▶ _Exercise goal_: Omit any picture, and return the remaining data exactly as written.

[Stored entries]
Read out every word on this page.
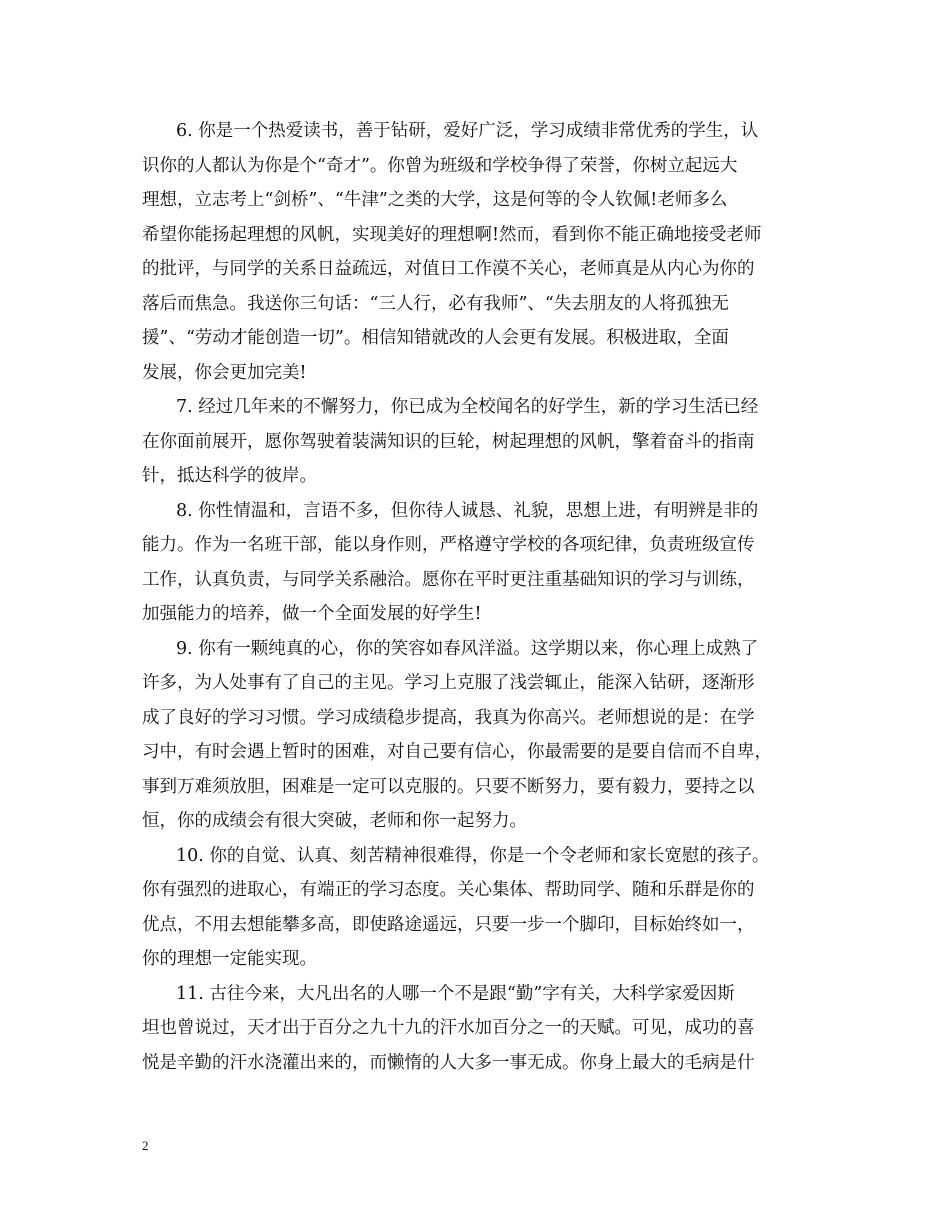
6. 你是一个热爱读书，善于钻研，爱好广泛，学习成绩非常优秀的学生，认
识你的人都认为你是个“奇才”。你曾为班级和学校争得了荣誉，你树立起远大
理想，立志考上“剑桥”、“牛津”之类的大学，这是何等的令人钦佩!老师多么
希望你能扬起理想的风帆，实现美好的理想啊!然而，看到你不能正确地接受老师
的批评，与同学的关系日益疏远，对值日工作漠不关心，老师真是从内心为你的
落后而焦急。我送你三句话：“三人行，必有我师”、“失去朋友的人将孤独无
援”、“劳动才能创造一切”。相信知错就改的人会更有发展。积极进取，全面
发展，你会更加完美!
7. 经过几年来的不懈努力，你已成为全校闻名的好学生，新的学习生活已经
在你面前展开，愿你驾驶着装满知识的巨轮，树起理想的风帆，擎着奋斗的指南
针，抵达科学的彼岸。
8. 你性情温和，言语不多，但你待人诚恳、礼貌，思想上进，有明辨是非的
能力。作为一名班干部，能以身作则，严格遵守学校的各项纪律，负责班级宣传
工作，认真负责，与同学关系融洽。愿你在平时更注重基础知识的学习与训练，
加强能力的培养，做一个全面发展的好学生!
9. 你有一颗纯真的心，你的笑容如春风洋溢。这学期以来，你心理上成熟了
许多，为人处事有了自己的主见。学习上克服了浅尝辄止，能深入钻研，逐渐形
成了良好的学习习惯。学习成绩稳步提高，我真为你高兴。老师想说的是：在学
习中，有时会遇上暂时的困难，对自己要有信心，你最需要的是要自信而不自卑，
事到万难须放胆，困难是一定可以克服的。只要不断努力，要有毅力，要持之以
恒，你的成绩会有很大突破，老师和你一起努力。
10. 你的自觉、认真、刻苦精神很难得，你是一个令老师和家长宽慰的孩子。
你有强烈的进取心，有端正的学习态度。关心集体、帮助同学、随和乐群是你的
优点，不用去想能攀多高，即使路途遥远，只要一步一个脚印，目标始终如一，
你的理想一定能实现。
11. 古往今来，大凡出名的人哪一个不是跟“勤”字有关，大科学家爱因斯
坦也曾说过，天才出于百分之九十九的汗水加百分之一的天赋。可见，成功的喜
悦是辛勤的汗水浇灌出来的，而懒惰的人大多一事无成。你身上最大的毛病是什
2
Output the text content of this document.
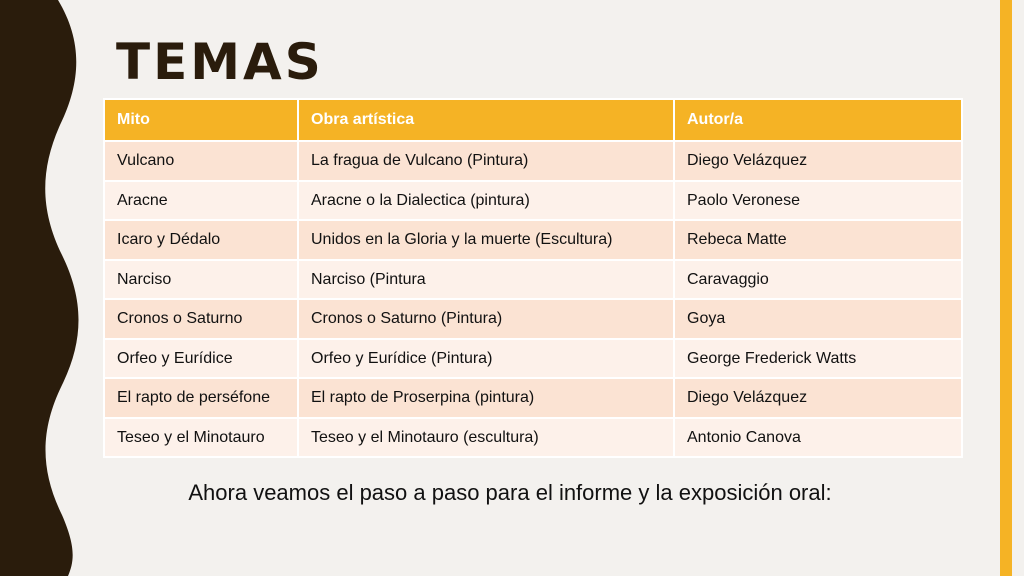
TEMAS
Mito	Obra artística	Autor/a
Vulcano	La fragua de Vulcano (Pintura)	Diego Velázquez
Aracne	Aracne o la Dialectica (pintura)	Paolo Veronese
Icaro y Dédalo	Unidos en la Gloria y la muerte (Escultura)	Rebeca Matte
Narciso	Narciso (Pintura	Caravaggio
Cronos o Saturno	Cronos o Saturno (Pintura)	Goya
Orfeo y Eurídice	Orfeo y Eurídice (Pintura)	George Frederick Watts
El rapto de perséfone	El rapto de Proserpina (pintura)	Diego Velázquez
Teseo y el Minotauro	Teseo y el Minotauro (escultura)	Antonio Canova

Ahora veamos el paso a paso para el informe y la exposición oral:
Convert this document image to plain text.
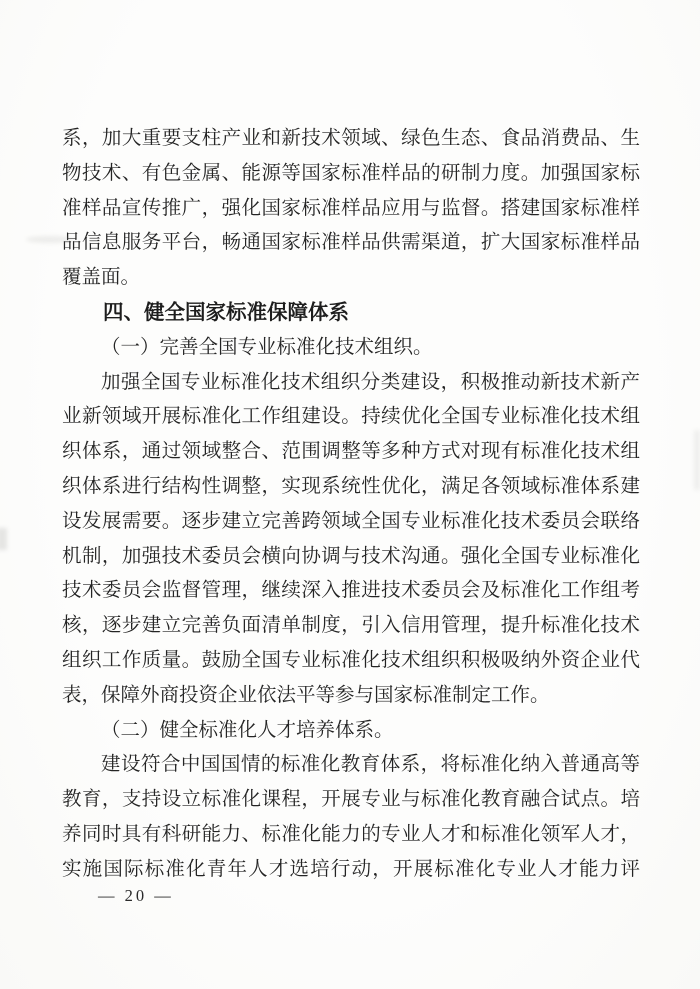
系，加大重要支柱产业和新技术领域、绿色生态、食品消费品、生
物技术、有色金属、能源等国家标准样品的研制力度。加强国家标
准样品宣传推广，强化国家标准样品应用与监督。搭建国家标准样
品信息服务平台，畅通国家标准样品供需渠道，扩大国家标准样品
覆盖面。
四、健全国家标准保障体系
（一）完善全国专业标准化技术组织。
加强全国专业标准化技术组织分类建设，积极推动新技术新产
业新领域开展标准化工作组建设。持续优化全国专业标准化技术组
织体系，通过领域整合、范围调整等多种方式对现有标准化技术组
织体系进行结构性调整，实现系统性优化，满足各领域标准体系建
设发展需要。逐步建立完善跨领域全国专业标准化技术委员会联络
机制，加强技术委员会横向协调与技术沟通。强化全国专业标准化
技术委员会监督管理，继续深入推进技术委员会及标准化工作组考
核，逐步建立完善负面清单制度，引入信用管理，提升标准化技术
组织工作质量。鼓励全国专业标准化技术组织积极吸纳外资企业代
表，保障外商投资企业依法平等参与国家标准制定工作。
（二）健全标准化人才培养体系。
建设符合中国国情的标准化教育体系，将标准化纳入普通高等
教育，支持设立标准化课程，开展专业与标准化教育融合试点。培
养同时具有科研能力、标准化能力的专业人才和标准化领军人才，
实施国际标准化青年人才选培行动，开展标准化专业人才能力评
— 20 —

▶ _Output of the exercise_:
Read out every word on this page.
6. 你是一个热爱读书，善于钻研，爱好广泛，学习成绩非常优秀的学生，认
识你的人都认为你是个“奇才”。你曾为班级和学校争得了荣誉，你树立起远大
理想，立志考上“剑桥”、“牛津”之类的大学，这是何等的令人钦佩!老师多么
希望你能扬起理想的风帆，实现美好的理想啊!然而，看到你不能正确地接受老师
的批评，与同学的关系日益疏远，对值日工作漠不关心，老师真是从内心为你的
落后而焦急。我送你三句话：“三人行，必有我师”、“失去朋友的人将孤独无
援”、“劳动才能创造一切”。相信知错就改的人会更有发展。积极进取，全面
发展，你会更加完美!
7. 经过几年来的不懈努力，你已成为全校闻名的好学生，新的学习生活已经
在你面前展开，愿你驾驶着装满知识的巨轮，树起理想的风帆，擎着奋斗的指南
针，抵达科学的彼岸。
8. 你性情温和，言语不多，但你待人诚恳、礼貌，思想上进，有明辨是非的
能力。作为一名班干部，能以身作则，严格遵守学校的各项纪律，负责班级宣传
工作，认真负责，与同学关系融洽。愿你在平时更注重基础知识的学习与训练，
加强能力的培养，做一个全面发展的好学生!
9. 你有一颗纯真的心，你的笑容如春风洋溢。这学期以来，你心理上成熟了
许多，为人处事有了自己的主见。学习上克服了浅尝辄止，能深入钻研，逐渐形
成了良好的学习习惯。学习成绩稳步提高，我真为你高兴。老师想说的是：在学
习中，有时会遇上暂时的困难，对自己要有信心，你最需要的是要自信而不自卑，
事到万难须放胆，困难是一定可以克服的。只要不断努力，要有毅力，要持之以
恒，你的成绩会有很大突破，老师和你一起努力。
10. 你的自觉、认真、刻苦精神很难得，你是一个令老师和家长宽慰的孩子。
你有强烈的进取心，有端正的学习态度。关心集体、帮助同学、随和乐群是你的
优点，不用去想能攀多高，即使路途遥远，只要一步一个脚印，目标始终如一，
你的理想一定能实现。
11. 古往今来，大凡出名的人哪一个不是跟“勤”字有关，大科学家爱因斯
坦也曾说过，天才出于百分之九十九的汗水加百分之一的天赋。可见，成功的喜
悦是辛勤的汗水浇灌出来的，而懒惰的人大多一事无成。你身上最大的毛病是什
2
Output the text content of this document.
TEMAS
Mito	Obra artística	Autor/a
Vulcano	La fragua de Vulcano (Pintura)	Diego Velázquez
Aracne	Aracne o la Dialectica (pintura)	Paolo Veronese
Icaro y Dédalo	Unidos en la Gloria y la muerte (Escultura)	Rebeca Matte
Narciso	Narciso (Pintura	Caravaggio
Cronos o Saturno	Cronos o Saturno (Pintura)	Goya
Orfeo y Eurídice	Orfeo y Eurídice (Pintura)	George Frederick Watts
El rapto de perséfone	El rapto de Proserpina (pintura)	Diego Velázquez
Teseo y el Minotauro	Teseo y el Minotauro (escultura)	Antonio Canova

Ahora veamos el paso a paso para el informe y la exposición oral:
Convert this document image to plain text.
系，加大重要支柱产业和新技术领域、绿色生态、食品消费品、生
物技术、有色金属、能源等国家标准样品的研制力度。加强国家标
准样品宣传推广，强化国家标准样品应用与监督。搭建国家标准样
品信息服务平台，畅通国家标准样品供需渠道，扩大国家标准样品
覆盖面。
四、健全国家标准保障体系
（一）完善全国专业标准化技术组织。
加强全国专业标准化技术组织分类建设，积极推动新技术新产
业新领域开展标准化工作组建设。持续优化全国专业标准化技术组
织体系，通过领域整合、范围调整等多种方式对现有标准化技术组
织体系进行结构性调整，实现系统性优化，满足各领域标准体系建
设发展需要。逐步建立完善跨领域全国专业标准化技术委员会联络
机制，加强技术委员会横向协调与技术沟通。强化全国专业标准化
技术委员会监督管理，继续深入推进技术委员会及标准化工作组考
核，逐步建立完善负面清单制度，引入信用管理，提升标准化技术
组织工作质量。鼓励全国专业标准化技术组织积极吸纳外资企业代
表，保障外商投资企业依法平等参与国家标准制定工作。
（二）健全标准化人才培养体系。
建设符合中国国情的标准化教育体系，将标准化纳入普通高等
教育，支持设立标准化课程，开展专业与标准化教育融合试点。培
养同时具有科研能力、标准化能力的专业人才和标准化领军人才，
实施国际标准化青年人才选培行动，开展标准化专业人才能力评
— 20 —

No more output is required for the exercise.